Only the number is wanted: count the lines in the data with "Make" in them.

--- Source records ---

_ _ _

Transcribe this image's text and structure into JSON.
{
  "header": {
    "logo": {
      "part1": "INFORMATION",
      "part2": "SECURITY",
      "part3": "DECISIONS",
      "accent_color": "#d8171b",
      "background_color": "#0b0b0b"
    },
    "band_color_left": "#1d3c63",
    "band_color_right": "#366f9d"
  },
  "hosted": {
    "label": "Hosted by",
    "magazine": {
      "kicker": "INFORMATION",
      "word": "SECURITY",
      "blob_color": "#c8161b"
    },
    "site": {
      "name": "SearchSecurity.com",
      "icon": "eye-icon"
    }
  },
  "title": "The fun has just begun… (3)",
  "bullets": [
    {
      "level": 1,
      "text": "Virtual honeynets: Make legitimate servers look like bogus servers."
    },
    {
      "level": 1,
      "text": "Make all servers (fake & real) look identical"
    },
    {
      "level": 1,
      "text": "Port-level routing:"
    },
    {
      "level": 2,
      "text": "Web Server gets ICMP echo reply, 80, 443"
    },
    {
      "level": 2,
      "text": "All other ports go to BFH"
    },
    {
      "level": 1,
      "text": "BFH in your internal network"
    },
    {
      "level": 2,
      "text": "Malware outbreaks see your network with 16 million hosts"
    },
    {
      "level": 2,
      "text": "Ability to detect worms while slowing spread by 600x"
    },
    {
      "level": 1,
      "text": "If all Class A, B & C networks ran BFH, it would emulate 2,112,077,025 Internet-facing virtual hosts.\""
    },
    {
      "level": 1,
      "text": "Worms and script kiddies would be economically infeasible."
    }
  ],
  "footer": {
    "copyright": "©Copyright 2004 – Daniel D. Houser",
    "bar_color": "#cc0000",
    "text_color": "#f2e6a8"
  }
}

_ _ _

--- Full answer ---
2